Extracted data entries
- - - -

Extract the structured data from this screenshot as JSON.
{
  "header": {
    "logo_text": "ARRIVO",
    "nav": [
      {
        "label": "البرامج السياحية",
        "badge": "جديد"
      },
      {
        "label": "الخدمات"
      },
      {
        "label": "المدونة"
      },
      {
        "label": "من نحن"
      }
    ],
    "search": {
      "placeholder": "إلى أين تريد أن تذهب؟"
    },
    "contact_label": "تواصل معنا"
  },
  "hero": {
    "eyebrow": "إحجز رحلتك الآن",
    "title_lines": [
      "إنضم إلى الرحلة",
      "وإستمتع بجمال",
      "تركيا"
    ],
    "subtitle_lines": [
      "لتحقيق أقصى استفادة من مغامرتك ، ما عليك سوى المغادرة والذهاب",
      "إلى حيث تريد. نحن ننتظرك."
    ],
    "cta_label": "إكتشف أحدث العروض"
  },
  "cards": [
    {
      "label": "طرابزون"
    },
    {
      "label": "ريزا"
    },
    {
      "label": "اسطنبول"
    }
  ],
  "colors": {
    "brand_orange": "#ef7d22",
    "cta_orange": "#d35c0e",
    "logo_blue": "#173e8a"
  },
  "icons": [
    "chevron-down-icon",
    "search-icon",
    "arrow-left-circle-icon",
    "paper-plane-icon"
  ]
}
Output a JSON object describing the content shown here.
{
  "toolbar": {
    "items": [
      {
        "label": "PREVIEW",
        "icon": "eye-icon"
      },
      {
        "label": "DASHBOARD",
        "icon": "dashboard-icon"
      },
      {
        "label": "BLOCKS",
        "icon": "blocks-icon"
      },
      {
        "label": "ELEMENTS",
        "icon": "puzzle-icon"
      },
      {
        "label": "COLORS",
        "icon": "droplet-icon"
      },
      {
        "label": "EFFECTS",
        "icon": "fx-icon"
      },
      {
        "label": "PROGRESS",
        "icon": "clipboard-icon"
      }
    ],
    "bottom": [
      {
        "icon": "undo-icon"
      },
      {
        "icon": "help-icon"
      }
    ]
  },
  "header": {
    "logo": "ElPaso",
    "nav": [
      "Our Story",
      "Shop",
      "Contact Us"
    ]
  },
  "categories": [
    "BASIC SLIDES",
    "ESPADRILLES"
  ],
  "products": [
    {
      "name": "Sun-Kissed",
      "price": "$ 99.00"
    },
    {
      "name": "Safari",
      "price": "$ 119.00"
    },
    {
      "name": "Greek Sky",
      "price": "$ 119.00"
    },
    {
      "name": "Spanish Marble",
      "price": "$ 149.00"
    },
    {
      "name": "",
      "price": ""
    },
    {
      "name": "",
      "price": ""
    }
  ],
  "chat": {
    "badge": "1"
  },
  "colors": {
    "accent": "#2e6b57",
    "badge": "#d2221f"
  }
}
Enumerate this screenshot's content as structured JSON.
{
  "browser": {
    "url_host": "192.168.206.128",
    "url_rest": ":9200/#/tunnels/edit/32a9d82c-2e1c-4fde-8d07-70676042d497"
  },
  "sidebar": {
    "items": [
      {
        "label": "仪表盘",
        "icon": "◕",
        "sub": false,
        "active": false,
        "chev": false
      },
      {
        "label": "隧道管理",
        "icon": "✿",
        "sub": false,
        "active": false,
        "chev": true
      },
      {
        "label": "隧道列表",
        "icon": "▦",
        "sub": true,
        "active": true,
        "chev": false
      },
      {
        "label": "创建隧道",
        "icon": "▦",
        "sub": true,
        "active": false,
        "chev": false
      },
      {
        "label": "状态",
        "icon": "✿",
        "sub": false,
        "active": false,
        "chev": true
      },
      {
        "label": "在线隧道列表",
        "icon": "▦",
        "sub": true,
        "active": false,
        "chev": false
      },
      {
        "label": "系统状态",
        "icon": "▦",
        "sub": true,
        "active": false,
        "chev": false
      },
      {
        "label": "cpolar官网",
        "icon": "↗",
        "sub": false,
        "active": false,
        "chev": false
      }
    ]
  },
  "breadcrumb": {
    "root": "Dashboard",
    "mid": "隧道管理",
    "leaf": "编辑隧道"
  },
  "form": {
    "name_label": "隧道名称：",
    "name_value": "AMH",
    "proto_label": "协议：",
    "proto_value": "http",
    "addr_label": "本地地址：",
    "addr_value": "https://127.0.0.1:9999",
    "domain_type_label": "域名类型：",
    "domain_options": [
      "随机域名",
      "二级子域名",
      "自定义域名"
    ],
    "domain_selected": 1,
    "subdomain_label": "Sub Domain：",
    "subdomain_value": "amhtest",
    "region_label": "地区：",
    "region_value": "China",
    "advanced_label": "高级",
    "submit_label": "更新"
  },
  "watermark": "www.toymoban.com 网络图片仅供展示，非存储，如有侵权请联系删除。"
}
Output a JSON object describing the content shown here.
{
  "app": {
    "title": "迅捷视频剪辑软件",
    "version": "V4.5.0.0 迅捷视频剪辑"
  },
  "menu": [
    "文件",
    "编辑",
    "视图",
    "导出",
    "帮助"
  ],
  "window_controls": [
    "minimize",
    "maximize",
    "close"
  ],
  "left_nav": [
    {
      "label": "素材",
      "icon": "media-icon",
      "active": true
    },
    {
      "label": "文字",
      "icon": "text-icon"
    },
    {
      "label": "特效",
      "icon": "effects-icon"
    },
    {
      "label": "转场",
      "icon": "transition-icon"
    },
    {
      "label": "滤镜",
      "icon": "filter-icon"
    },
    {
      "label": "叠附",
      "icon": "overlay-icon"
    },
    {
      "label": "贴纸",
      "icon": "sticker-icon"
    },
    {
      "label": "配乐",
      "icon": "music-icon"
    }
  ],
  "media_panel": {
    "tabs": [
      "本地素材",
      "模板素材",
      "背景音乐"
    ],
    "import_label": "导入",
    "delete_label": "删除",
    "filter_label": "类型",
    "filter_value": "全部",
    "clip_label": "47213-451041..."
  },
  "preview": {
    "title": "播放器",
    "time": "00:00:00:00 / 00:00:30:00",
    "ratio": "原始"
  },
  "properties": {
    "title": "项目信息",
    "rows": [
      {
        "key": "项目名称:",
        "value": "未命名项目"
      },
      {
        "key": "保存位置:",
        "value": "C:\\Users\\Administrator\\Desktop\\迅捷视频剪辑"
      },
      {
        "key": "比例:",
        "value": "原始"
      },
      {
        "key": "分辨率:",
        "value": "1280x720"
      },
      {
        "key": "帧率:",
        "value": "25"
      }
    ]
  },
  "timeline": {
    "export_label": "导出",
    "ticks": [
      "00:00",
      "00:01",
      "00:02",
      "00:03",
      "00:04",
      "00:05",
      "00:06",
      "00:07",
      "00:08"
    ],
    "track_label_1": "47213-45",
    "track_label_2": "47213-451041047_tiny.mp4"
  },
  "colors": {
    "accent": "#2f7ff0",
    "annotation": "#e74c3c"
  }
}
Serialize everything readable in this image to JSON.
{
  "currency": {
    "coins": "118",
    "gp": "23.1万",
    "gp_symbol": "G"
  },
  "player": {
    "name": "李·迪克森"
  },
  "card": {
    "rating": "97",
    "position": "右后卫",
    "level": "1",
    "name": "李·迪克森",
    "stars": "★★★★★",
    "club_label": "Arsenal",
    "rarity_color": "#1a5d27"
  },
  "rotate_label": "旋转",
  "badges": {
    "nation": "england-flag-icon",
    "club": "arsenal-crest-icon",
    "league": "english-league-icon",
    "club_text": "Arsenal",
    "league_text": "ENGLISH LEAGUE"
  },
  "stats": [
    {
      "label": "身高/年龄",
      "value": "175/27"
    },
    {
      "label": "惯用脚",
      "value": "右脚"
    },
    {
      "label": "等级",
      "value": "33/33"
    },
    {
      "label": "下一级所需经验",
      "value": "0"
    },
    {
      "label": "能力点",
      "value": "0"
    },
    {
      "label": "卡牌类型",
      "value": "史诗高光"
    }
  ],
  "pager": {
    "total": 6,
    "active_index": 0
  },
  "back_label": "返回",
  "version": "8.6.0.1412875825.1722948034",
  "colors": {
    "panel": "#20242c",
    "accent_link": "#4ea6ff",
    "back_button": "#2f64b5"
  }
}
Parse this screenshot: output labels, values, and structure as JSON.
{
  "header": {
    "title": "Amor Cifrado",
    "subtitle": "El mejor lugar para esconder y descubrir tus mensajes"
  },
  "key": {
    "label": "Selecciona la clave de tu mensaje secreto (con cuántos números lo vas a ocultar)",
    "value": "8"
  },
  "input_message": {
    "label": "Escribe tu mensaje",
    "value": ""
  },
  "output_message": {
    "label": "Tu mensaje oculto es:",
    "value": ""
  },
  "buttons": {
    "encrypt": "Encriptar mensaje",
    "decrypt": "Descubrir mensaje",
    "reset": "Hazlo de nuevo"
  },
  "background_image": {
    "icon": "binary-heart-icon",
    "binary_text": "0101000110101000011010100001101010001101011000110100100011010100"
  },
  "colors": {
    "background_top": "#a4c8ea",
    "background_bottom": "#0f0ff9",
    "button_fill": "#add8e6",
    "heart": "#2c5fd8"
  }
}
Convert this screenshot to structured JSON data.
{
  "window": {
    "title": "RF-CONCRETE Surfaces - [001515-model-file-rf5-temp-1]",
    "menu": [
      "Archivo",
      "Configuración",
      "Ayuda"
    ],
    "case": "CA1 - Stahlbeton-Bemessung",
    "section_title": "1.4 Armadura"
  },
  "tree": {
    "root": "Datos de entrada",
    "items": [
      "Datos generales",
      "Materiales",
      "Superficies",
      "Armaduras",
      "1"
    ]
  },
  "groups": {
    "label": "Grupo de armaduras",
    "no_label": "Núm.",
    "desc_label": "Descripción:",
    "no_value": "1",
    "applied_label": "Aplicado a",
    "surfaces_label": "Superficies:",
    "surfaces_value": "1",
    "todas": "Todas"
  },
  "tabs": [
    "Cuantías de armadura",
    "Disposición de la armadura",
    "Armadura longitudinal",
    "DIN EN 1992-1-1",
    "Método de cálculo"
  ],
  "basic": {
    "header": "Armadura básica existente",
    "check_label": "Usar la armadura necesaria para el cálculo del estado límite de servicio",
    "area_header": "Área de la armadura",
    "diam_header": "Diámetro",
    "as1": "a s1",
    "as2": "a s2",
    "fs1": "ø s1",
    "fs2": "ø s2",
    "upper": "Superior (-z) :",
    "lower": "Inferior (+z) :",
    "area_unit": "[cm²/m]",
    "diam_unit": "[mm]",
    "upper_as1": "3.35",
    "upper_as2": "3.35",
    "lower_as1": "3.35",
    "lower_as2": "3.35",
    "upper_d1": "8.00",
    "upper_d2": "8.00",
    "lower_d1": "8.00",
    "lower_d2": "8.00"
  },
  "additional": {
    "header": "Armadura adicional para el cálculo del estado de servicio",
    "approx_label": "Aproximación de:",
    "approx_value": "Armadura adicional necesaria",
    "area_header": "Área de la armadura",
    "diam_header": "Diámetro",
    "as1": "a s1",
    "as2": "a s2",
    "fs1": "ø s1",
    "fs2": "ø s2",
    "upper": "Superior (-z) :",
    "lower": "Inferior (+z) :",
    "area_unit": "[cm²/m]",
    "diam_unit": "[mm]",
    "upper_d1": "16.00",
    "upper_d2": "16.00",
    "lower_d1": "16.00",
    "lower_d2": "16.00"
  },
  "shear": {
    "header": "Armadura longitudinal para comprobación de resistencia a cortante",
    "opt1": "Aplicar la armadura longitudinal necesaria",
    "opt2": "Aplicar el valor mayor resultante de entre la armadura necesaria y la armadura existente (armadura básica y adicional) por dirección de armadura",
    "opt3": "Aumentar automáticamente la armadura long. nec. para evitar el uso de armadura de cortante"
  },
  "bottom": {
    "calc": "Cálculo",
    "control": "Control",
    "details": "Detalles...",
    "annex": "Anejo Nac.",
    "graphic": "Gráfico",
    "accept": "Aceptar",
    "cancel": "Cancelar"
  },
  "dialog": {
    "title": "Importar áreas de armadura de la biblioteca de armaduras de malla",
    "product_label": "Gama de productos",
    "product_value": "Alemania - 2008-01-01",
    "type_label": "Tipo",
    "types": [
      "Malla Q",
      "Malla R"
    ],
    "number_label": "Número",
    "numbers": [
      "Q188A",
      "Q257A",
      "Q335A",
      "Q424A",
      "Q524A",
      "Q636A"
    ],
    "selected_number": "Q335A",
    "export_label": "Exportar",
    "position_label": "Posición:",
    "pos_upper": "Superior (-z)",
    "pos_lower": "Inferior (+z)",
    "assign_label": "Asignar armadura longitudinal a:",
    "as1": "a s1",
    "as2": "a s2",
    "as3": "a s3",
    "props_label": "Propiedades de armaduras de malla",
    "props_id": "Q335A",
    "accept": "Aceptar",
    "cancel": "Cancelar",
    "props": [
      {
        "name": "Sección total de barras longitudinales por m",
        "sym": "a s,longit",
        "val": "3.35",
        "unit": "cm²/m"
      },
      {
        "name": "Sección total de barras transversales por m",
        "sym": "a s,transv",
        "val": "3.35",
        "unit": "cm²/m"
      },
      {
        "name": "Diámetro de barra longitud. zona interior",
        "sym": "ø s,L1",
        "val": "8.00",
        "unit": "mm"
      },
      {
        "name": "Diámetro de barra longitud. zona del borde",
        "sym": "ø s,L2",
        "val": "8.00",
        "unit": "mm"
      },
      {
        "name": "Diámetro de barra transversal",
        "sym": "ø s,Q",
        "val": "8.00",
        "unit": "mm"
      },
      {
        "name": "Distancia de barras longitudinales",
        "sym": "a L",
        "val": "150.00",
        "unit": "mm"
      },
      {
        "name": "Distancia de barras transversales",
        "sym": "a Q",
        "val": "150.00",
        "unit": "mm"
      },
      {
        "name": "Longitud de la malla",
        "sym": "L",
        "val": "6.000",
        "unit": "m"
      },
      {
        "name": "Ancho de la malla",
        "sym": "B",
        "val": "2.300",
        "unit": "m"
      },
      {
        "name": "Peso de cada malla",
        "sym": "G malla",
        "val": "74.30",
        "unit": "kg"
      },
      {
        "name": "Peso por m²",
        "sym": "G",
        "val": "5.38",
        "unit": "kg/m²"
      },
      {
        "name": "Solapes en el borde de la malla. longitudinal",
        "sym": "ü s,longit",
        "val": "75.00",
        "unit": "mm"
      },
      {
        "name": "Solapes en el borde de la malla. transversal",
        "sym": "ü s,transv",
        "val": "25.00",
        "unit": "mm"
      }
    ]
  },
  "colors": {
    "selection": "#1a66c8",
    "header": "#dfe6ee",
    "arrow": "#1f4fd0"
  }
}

- - - -

■ EXERCISE AIM ■
Copy every line of the listing that includes the string "Solapes".

■ TASK RESULT ■
        "name": "Solapes en el borde de la malla. longitudinal",
        "name": "Solapes en el borde de la malla. transversal",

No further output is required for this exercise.